=== TASK DETAILS ===
Copy the following records back without changing a single character.

=== Rows from a layout dataset ===

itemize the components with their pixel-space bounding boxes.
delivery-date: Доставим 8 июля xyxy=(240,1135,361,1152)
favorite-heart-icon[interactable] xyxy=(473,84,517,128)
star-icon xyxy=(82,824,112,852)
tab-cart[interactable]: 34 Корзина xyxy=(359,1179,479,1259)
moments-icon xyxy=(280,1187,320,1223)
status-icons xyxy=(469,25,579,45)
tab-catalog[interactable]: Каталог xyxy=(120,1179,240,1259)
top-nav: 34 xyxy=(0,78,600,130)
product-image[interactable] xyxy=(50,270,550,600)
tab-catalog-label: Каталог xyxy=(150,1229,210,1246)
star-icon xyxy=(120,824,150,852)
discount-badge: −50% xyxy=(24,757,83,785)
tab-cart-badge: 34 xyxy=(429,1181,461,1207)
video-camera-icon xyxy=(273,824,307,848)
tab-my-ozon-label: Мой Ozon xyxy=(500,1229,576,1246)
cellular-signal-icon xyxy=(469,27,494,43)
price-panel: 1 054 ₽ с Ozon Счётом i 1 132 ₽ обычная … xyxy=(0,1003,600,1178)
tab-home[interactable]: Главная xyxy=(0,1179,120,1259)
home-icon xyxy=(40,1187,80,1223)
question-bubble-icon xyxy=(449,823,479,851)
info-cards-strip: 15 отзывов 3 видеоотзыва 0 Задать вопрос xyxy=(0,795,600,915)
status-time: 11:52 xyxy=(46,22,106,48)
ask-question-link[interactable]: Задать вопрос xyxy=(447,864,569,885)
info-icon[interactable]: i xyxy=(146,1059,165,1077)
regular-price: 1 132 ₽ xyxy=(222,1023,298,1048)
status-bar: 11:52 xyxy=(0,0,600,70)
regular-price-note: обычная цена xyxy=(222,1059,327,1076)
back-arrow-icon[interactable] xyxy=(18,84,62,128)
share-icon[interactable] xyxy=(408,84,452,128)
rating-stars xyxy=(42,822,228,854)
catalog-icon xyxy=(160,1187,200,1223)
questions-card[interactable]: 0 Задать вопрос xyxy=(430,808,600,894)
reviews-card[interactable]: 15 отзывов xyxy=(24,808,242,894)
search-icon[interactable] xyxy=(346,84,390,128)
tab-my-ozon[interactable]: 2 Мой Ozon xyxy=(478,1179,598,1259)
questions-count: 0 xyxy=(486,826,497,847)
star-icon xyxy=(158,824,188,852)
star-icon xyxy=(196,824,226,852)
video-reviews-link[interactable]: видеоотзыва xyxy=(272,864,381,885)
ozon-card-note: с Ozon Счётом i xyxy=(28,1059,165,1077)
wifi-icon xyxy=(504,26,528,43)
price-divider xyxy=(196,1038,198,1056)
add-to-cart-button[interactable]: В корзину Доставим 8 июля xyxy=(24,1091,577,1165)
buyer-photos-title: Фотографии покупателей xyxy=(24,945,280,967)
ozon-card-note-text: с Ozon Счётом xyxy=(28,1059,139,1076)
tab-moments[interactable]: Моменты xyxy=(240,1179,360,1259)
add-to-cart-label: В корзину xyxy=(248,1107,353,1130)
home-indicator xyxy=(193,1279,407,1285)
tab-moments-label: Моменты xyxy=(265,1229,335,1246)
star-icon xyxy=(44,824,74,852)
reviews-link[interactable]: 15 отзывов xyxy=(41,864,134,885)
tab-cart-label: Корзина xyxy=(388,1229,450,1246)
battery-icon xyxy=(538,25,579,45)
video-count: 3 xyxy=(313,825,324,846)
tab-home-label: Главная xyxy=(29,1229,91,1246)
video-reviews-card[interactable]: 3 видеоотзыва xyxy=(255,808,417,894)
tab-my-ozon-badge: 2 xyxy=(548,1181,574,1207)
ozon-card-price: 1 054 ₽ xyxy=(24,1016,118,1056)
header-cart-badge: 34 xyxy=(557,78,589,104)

=== TASK SOLUTION ===
itemize the components with their pixel-space bounding boxes.
delivery-date: Доставим 8 июля xyxy=(240,1135,361,1152)
favorite-heart-icon[interactable] xyxy=(473,84,517,128)
star-icon xyxy=(82,824,112,852)
tab-cart[interactable]: 34 Корзина xyxy=(359,1179,479,1259)
moments-icon xyxy=(280,1187,320,1223)
status-icons xyxy=(469,25,579,45)
tab-catalog[interactable]: Каталог xyxy=(120,1179,240,1259)
top-nav: 34 xyxy=(0,78,600,130)
product-image[interactable] xyxy=(50,270,550,600)
tab-catalog-label: Каталог xyxy=(150,1229,210,1246)
star-icon xyxy=(120,824,150,852)
discount-badge: −50% xyxy=(24,757,83,785)
tab-cart-badge: 34 xyxy=(429,1181,461,1207)
video-camera-icon xyxy=(273,824,307,848)
tab-my-ozon-label: Мой Ozon xyxy=(500,1229,576,1246)
cellular-signal-icon xyxy=(469,27,494,43)
price-panel: 1 054 ₽ с Ozon Счётом i 1 132 ₽ обычная … xyxy=(0,1003,600,1178)
tab-home[interactable]: Главная xyxy=(0,1179,120,1259)
home-icon xyxy=(40,1187,80,1223)
question-bubble-icon xyxy=(449,823,479,851)
info-cards-strip: 15 отзывов 3 видеоотзыва 0 Задать вопрос xyxy=(0,795,600,915)
status-time: 11:52 xyxy=(46,22,106,48)
ask-question-link[interactable]: Задать вопрос xyxy=(447,864,569,885)
info-icon[interactable]: i xyxy=(146,1059,165,1077)
regular-price: 1 132 ₽ xyxy=(222,1023,298,1048)
status-bar: 11:52 xyxy=(0,0,600,70)
regular-price-note: обычная цена xyxy=(222,1059,327,1076)
back-arrow-icon[interactable] xyxy=(18,84,62,128)
share-icon[interactable] xyxy=(408,84,452,128)
rating-stars xyxy=(42,822,228,854)
catalog-icon xyxy=(160,1187,200,1223)
questions-card[interactable]: 0 Задать вопрос xyxy=(430,808,600,894)
reviews-card[interactable]: 15 отзывов xyxy=(24,808,242,894)
search-icon[interactable] xyxy=(346,84,390,128)
tab-my-ozon[interactable]: 2 Мой Ozon xyxy=(478,1179,598,1259)
questions-count: 0 xyxy=(486,826,497,847)
star-icon xyxy=(158,824,188,852)
star-icon xyxy=(196,824,226,852)
video-reviews-link[interactable]: видеоотзыва xyxy=(272,864,381,885)
ozon-card-note: с Ozon Счётом i xyxy=(28,1059,165,1077)
wifi-icon xyxy=(504,26,528,43)
price-divider xyxy=(196,1038,198,1056)
add-to-cart-button[interactable]: В корзину Доставим 8 июля xyxy=(24,1091,577,1165)
buyer-photos-title: Фотографии покупателей xyxy=(24,945,280,967)
ozon-card-note-text: с Ozon Счётом xyxy=(28,1059,139,1076)
tab-moments[interactable]: Моменты xyxy=(240,1179,360,1259)
add-to-cart-label: В корзину xyxy=(248,1107,353,1130)
home-indicator xyxy=(193,1279,407,1285)
tab-moments-label: Моменты xyxy=(265,1229,335,1246)
star-icon xyxy=(44,824,74,852)
reviews-link[interactable]: 15 отзывов xyxy=(41,864,134,885)
tab-cart-label: Корзина xyxy=(388,1229,450,1246)
battery-icon xyxy=(538,25,579,45)
video-count: 3 xyxy=(313,825,324,846)
tab-home-label: Главная xyxy=(29,1229,91,1246)
video-reviews-card[interactable]: 3 видеоотзыва xyxy=(255,808,417,894)
tab-my-ozon-badge: 2 xyxy=(548,1181,574,1207)
ozon-card-price: 1 054 ₽ xyxy=(24,1016,118,1056)
header-cart-badge: 34 xyxy=(557,78,589,104)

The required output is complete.